[Collection entries]
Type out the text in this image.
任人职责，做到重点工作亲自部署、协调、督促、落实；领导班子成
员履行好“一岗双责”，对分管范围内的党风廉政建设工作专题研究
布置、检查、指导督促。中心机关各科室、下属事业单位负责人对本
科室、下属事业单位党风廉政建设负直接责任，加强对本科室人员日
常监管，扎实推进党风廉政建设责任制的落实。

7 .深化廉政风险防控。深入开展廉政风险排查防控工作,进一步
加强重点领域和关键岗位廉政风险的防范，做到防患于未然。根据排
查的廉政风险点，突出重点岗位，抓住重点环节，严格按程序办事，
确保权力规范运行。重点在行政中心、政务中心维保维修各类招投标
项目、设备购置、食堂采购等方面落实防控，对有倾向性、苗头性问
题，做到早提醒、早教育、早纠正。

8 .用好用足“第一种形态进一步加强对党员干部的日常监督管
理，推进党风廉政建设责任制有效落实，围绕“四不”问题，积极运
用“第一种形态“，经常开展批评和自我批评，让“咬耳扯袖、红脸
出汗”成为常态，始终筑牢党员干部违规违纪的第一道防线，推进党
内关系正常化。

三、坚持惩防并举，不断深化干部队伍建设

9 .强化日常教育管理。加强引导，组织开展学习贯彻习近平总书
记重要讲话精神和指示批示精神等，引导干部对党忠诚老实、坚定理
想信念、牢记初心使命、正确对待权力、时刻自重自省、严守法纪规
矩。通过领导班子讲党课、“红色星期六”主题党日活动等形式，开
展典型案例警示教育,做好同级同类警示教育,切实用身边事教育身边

**Request:**
Each line of the material must be restated exactly.

**Response to this exercise:**
Type out the text in this image.
任人职责，做到重点工作亲自部署、协调、督促、落实；领导班子成
员履行好“一岗双责”，对分管范围内的党风廉政建设工作专题研究
布置、检查、指导督促。中心机关各科室、下属事业单位负责人对本
科室、下属事业单位党风廉政建设负直接责任，加强对本科室人员日
常监管，扎实推进党风廉政建设责任制的落实。

7 .深化廉政风险防控。深入开展廉政风险排查防控工作,进一步
加强重点领域和关键岗位廉政风险的防范，做到防患于未然。根据排
查的廉政风险点，突出重点岗位，抓住重点环节，严格按程序办事，
确保权力规范运行。重点在行政中心、政务中心维保维修各类招投标
项目、设备购置、食堂采购等方面落实防控，对有倾向性、苗头性问
题，做到早提醒、早教育、早纠正。

8 .用好用足“第一种形态进一步加强对党员干部的日常监督管
理，推进党风廉政建设责任制有效落实，围绕“四不”问题，积极运
用“第一种形态“，经常开展批评和自我批评，让“咬耳扯袖、红脸
出汗”成为常态，始终筑牢党员干部违规违纪的第一道防线，推进党
内关系正常化。

三、坚持惩防并举，不断深化干部队伍建设

9 .强化日常教育管理。加强引导，组织开展学习贯彻习近平总书
记重要讲话精神和指示批示精神等，引导干部对党忠诚老实、坚定理
想信念、牢记初心使命、正确对待权力、时刻自重自省、严守法纪规
矩。通过领导班子讲党课、“红色星期六”主题党日活动等形式，开
展典型案例警示教育,做好同级同类警示教育,切实用身边事教育身边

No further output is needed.